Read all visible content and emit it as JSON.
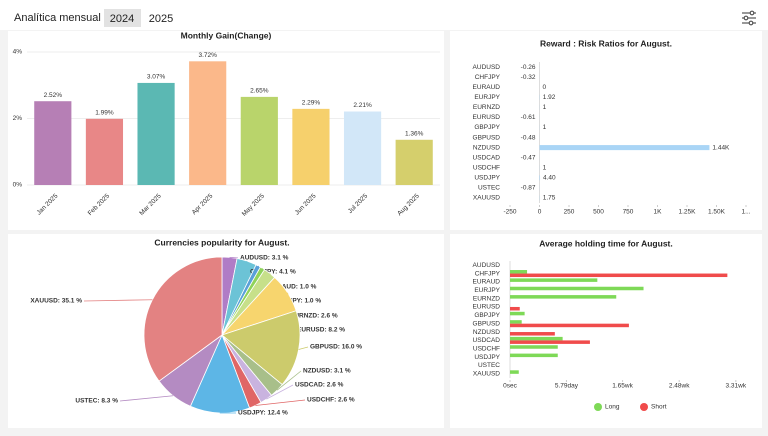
{
  "header": {
    "title": "Analítica mensual",
    "tabs": [
      "2024",
      "2025"
    ]
  },
  "chart_data": [
    {
      "type": "bar",
      "title": "Monthly Gain(Change)",
      "categories": [
        "Jan 2025",
        "Feb 2025",
        "Mar 2025",
        "Apr 2025",
        "May 2025",
        "Jun 2025",
        "Jul 2025",
        "Aug 2025"
      ],
      "values": [
        2.52,
        1.99,
        3.07,
        3.72,
        2.65,
        2.29,
        2.21,
        1.36
      ],
      "value_labels": [
        "2.52%",
        "1.99%",
        "3.07%",
        "3.72%",
        "2.65%",
        "2.29%",
        "2.21%",
        "1.36%"
      ],
      "colors": [
        "#b67fb5",
        "#e88787",
        "#5bb8b3",
        "#fbb88a",
        "#b9d46b",
        "#f6d06c",
        "#d2e7f8",
        "#d5cf6c"
      ],
      "ylim": [
        0,
        4.4
      ],
      "yticks": [
        {
          "value": 0,
          "label": "0%"
        },
        {
          "value": 2,
          "label": "2%"
        },
        {
          "value": 4,
          "label": "4%"
        }
      ],
      "grid": true
    },
    {
      "type": "hbar",
      "title": "Reward : Risk Ratios for August.",
      "categories": [
        "AUDUSD",
        "CHFJPY",
        "EURAUD",
        "EURJPY",
        "EURNZD",
        "EURUSD",
        "GBPJPY",
        "GBPUSD",
        "NZDUSD",
        "USDCAD",
        "USDCHF",
        "USDJPY",
        "USTEC",
        "XAUUSD"
      ],
      "values": [
        -0.26,
        -0.32,
        0,
        1.92,
        1,
        -0.61,
        1,
        -0.48,
        1440,
        -0.47,
        1,
        4.4,
        -0.87,
        1.75
      ],
      "value_labels": [
        "-0.26",
        "-0.32",
        "0",
        "1.92",
        "1",
        "-0.61",
        "1",
        "-0.48",
        "1.44K",
        "-0.47",
        "1",
        "4.40",
        "-0.87",
        "1.75"
      ],
      "color": "#a9d5f6",
      "xlim": [
        -250,
        1750
      ],
      "xticks": [
        -250,
        0,
        250,
        500,
        750,
        {
          "value": 1000,
          "label": "1K"
        },
        {
          "value": 1250,
          "label": "1.25K"
        },
        {
          "value": 1500,
          "label": "1.50K"
        },
        {
          "value": 1750,
          "label": "1..."
        }
      ]
    },
    {
      "type": "pie",
      "title": "Currencies popularity for August.",
      "values": [
        3.1,
        4.1,
        1.0,
        1.0,
        2.6,
        8.2,
        16.0,
        3.1,
        2.6,
        2.6,
        12.4,
        8.3,
        35.1
      ],
      "value_labels": [
        "AUDUSD: 3.1 %",
        "CHFJPY: 4.1 %",
        "EURAUD: 1.0 %",
        "EURJPY: 1.0 %",
        "EURNZD: 2.6 %",
        "EURUSD: 8.2 %",
        "GBPUSD: 16.0 %",
        "NZDUSD: 3.1 %",
        "USDCAD: 2.6 %",
        "USDCHF: 2.6 %",
        "USDJPY: 12.4 %",
        "USTEC: 8.3 %",
        "XAUUSD: 35.1 %"
      ],
      "colors": [
        "#b07cc6",
        "#6cc3d6",
        "#5aa0d8",
        "#8fd35a",
        "#c7e08a",
        "#f7d56e",
        "#cccb6c",
        "#a8bf8a",
        "#c9b3df",
        "#e06666",
        "#5db6e6",
        "#b48bc2",
        "#e38282"
      ]
    },
    {
      "type": "hbar",
      "title": "Average holding time for August.",
      "categories": [
        "AUDUSD",
        "CHFJPY",
        "EURAUD",
        "EURJPY",
        "EURNZD",
        "EURUSD",
        "GBPJPY",
        "GBPUSD",
        "NZDUSD",
        "USDCAD",
        "USDCHF",
        "USDJPY",
        "USTEC",
        "XAUUSD"
      ],
      "series": [
        {
          "name": "Long",
          "color": "#7ed957",
          "values": [
            0,
            1.75,
            8.96,
            13.7,
            10.9,
            0,
            1.5,
            1.2,
            0,
            5.4,
            4.9,
            4.9,
            0,
            0.9
          ]
        },
        {
          "name": "Short",
          "color": "#f04b4b",
          "values": [
            0,
            22.3,
            0,
            0,
            0,
            1.0,
            0,
            12.2,
            4.6,
            8.2,
            0,
            0,
            0,
            0
          ]
        }
      ],
      "xlim": [
        0,
        23.7
      ],
      "xticks": [
        {
          "value": 0,
          "label": "0sec"
        },
        {
          "value": 5.79,
          "label": "5.79day"
        },
        {
          "value": 11.55,
          "label": "1.65wk"
        },
        {
          "value": 17.36,
          "label": "2.48wk"
        },
        {
          "value": 23.17,
          "label": "3.31wk"
        }
      ],
      "legend": "bottom"
    }
  ]
}
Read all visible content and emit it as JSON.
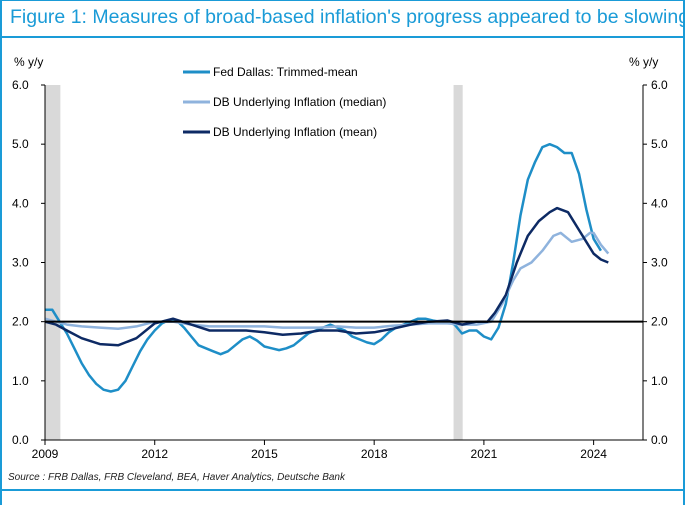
{
  "title": "Figure 1: Measures of broad-based inflation's progress appeared to be slowing",
  "source": "Source : FRB Dallas, FRB Cleveland, BEA, Haver Analytics, Deutsche Bank",
  "colors": {
    "accent": "#1a9bd7",
    "trimmed_mean": "#1e8ec7",
    "median": "#8fb3dd",
    "mean": "#0d2a64",
    "reference_line": "#000000",
    "recession": "#d9d9d9"
  },
  "chart_data": {
    "type": "line",
    "left_axis_unit": "% y/y",
    "right_axis_unit": "% y/y",
    "ylim": [
      0,
      6
    ],
    "y_ticks": [
      "0.0",
      "1.0",
      "2.0",
      "3.0",
      "4.0",
      "5.0",
      "6.0"
    ],
    "xlim": [
      2009.0,
      2025.35
    ],
    "x_ticks": [
      "2009",
      "2012",
      "2015",
      "2018",
      "2021",
      "2024"
    ],
    "grid": false,
    "legend_position": "top-center",
    "reference_line": 2.0,
    "shaded_periods": [
      [
        2009.0,
        2009.42
      ],
      [
        2020.17,
        2020.42
      ]
    ],
    "series": [
      {
        "name": "Fed Dallas: Trimmed-mean",
        "color": "#1e8ec7",
        "points": [
          [
            2009.0,
            2.2
          ],
          [
            2009.2,
            2.2
          ],
          [
            2009.4,
            2.0
          ],
          [
            2009.6,
            1.8
          ],
          [
            2009.8,
            1.55
          ],
          [
            2010.0,
            1.3
          ],
          [
            2010.2,
            1.1
          ],
          [
            2010.4,
            0.95
          ],
          [
            2010.6,
            0.85
          ],
          [
            2010.8,
            0.82
          ],
          [
            2011.0,
            0.85
          ],
          [
            2011.2,
            1.0
          ],
          [
            2011.4,
            1.25
          ],
          [
            2011.6,
            1.5
          ],
          [
            2011.8,
            1.7
          ],
          [
            2012.0,
            1.85
          ],
          [
            2012.2,
            1.97
          ],
          [
            2012.4,
            2.03
          ],
          [
            2012.6,
            2.02
          ],
          [
            2012.8,
            1.9
          ],
          [
            2013.0,
            1.75
          ],
          [
            2013.2,
            1.6
          ],
          [
            2013.4,
            1.55
          ],
          [
            2013.6,
            1.5
          ],
          [
            2013.8,
            1.45
          ],
          [
            2014.0,
            1.5
          ],
          [
            2014.2,
            1.6
          ],
          [
            2014.4,
            1.7
          ],
          [
            2014.6,
            1.75
          ],
          [
            2014.8,
            1.68
          ],
          [
            2015.0,
            1.58
          ],
          [
            2015.2,
            1.55
          ],
          [
            2015.4,
            1.52
          ],
          [
            2015.6,
            1.55
          ],
          [
            2015.8,
            1.6
          ],
          [
            2016.0,
            1.7
          ],
          [
            2016.2,
            1.8
          ],
          [
            2016.4,
            1.85
          ],
          [
            2016.6,
            1.9
          ],
          [
            2016.8,
            1.95
          ],
          [
            2017.0,
            1.9
          ],
          [
            2017.2,
            1.85
          ],
          [
            2017.4,
            1.75
          ],
          [
            2017.6,
            1.7
          ],
          [
            2017.8,
            1.65
          ],
          [
            2018.0,
            1.62
          ],
          [
            2018.2,
            1.7
          ],
          [
            2018.4,
            1.82
          ],
          [
            2018.6,
            1.9
          ],
          [
            2018.8,
            1.95
          ],
          [
            2019.0,
            2.0
          ],
          [
            2019.2,
            2.05
          ],
          [
            2019.4,
            2.05
          ],
          [
            2019.6,
            2.02
          ],
          [
            2019.8,
            2.0
          ],
          [
            2020.0,
            2.0
          ],
          [
            2020.2,
            1.95
          ],
          [
            2020.4,
            1.8
          ],
          [
            2020.6,
            1.85
          ],
          [
            2020.8,
            1.85
          ],
          [
            2021.0,
            1.75
          ],
          [
            2021.2,
            1.7
          ],
          [
            2021.4,
            1.9
          ],
          [
            2021.6,
            2.3
          ],
          [
            2021.8,
            3.0
          ],
          [
            2022.0,
            3.8
          ],
          [
            2022.2,
            4.4
          ],
          [
            2022.4,
            4.7
          ],
          [
            2022.6,
            4.95
          ],
          [
            2022.8,
            5.0
          ],
          [
            2023.0,
            4.95
          ],
          [
            2023.2,
            4.85
          ],
          [
            2023.4,
            4.85
          ],
          [
            2023.6,
            4.5
          ],
          [
            2023.8,
            3.9
          ],
          [
            2024.0,
            3.4
          ],
          [
            2024.2,
            3.2
          ]
        ]
      },
      {
        "name": "DB Underlying Inflation (median)",
        "color": "#8fb3dd",
        "points": [
          [
            2009.0,
            2.05
          ],
          [
            2009.3,
            2.0
          ],
          [
            2009.6,
            1.95
          ],
          [
            2010.0,
            1.92
          ],
          [
            2010.5,
            1.9
          ],
          [
            2011.0,
            1.88
          ],
          [
            2011.5,
            1.92
          ],
          [
            2012.0,
            2.0
          ],
          [
            2012.5,
            2.0
          ],
          [
            2013.0,
            1.95
          ],
          [
            2013.5,
            1.92
          ],
          [
            2014.0,
            1.92
          ],
          [
            2014.5,
            1.92
          ],
          [
            2015.0,
            1.92
          ],
          [
            2015.5,
            1.9
          ],
          [
            2016.0,
            1.9
          ],
          [
            2016.5,
            1.9
          ],
          [
            2017.0,
            1.92
          ],
          [
            2017.5,
            1.9
          ],
          [
            2018.0,
            1.9
          ],
          [
            2018.5,
            1.93
          ],
          [
            2019.0,
            1.95
          ],
          [
            2019.5,
            1.97
          ],
          [
            2020.0,
            1.97
          ],
          [
            2020.4,
            1.95
          ],
          [
            2020.8,
            1.95
          ],
          [
            2021.2,
            2.0
          ],
          [
            2021.5,
            2.3
          ],
          [
            2021.8,
            2.7
          ],
          [
            2022.0,
            2.9
          ],
          [
            2022.3,
            3.0
          ],
          [
            2022.6,
            3.2
          ],
          [
            2022.9,
            3.45
          ],
          [
            2023.1,
            3.5
          ],
          [
            2023.4,
            3.35
          ],
          [
            2023.7,
            3.4
          ],
          [
            2023.9,
            3.5
          ],
          [
            2024.0,
            3.5
          ],
          [
            2024.2,
            3.3
          ],
          [
            2024.4,
            3.15
          ]
        ]
      },
      {
        "name": "DB Underlying Inflation (mean)",
        "color": "#0d2a64",
        "points": [
          [
            2009.0,
            2.0
          ],
          [
            2009.3,
            1.95
          ],
          [
            2009.6,
            1.85
          ],
          [
            2010.0,
            1.72
          ],
          [
            2010.5,
            1.62
          ],
          [
            2011.0,
            1.6
          ],
          [
            2011.5,
            1.72
          ],
          [
            2012.0,
            1.97
          ],
          [
            2012.5,
            2.05
          ],
          [
            2013.0,
            1.95
          ],
          [
            2013.5,
            1.85
          ],
          [
            2014.0,
            1.85
          ],
          [
            2014.5,
            1.85
          ],
          [
            2015.0,
            1.82
          ],
          [
            2015.5,
            1.78
          ],
          [
            2016.0,
            1.8
          ],
          [
            2016.5,
            1.85
          ],
          [
            2017.0,
            1.85
          ],
          [
            2017.5,
            1.8
          ],
          [
            2018.0,
            1.82
          ],
          [
            2018.5,
            1.88
          ],
          [
            2019.0,
            1.95
          ],
          [
            2019.5,
            2.0
          ],
          [
            2020.0,
            2.02
          ],
          [
            2020.4,
            1.95
          ],
          [
            2020.8,
            2.0
          ],
          [
            2021.1,
            2.0
          ],
          [
            2021.3,
            2.15
          ],
          [
            2021.6,
            2.45
          ],
          [
            2021.9,
            3.0
          ],
          [
            2022.2,
            3.45
          ],
          [
            2022.5,
            3.7
          ],
          [
            2022.8,
            3.85
          ],
          [
            2023.0,
            3.92
          ],
          [
            2023.3,
            3.85
          ],
          [
            2023.6,
            3.55
          ],
          [
            2023.8,
            3.35
          ],
          [
            2024.0,
            3.15
          ],
          [
            2024.2,
            3.05
          ],
          [
            2024.4,
            3.0
          ]
        ]
      }
    ]
  }
}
____
▶ **Given task**:
Among the records above, find each line holding the string "August" and pull it out.

▶ **Completed task**:
      "title": "Reward : Risk Ratios for August.",
      "title": "Currencies popularity for August.",
      "title": "Average holding time for August.",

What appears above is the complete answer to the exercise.